[Records excerpted from a collection]
+++

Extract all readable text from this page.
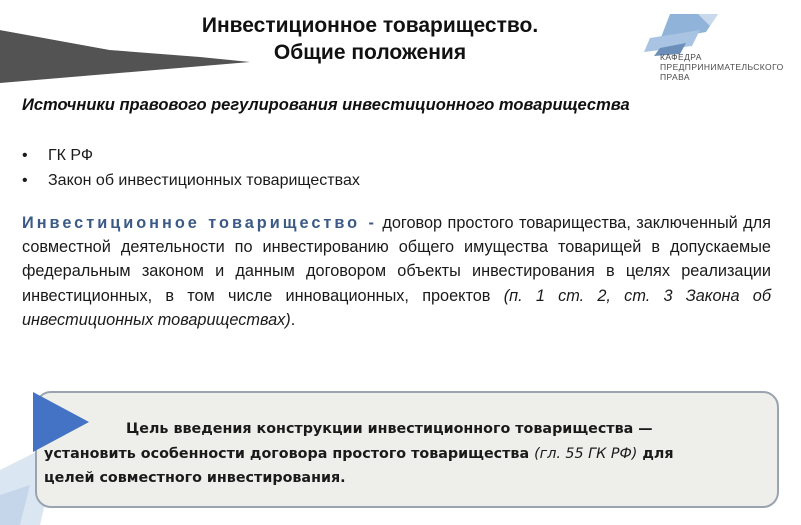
Инвестиционное товарищество.
Общие положения	КАФЕДРА
ПРЕДПРИНИМАТЕЛЬСКОГО
ПРАВА
Источники правового регулирования инвестиционного товарищества
• ГК РФ
• Закон об инвестиционных товариществах
Инвестиционное товарищество - договор простого товарищества, заключенный для совместной деятельности по инвестированию общего имущества товарищей в допускаемые федеральным законом и данным договором объекты инвестирования в целях реализации инвестиционных, в том числе инновационных, проектов (п. 1 ст. 2, ст. 3 Закона об инвестиционных товариществах).
Цель введения конструкции инвестиционного товарищества —
установить особенности договора простого товарищества (гл. 55 ГК РФ) для
целей совместного инвестирования.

+++

What is being asked: Go through the entries and return each line where the word "инвестиционного" appears.

Answer:
Источники правового регулирования инвестиционного товарищества
Цель введения конструкции инвестиционного товарищества —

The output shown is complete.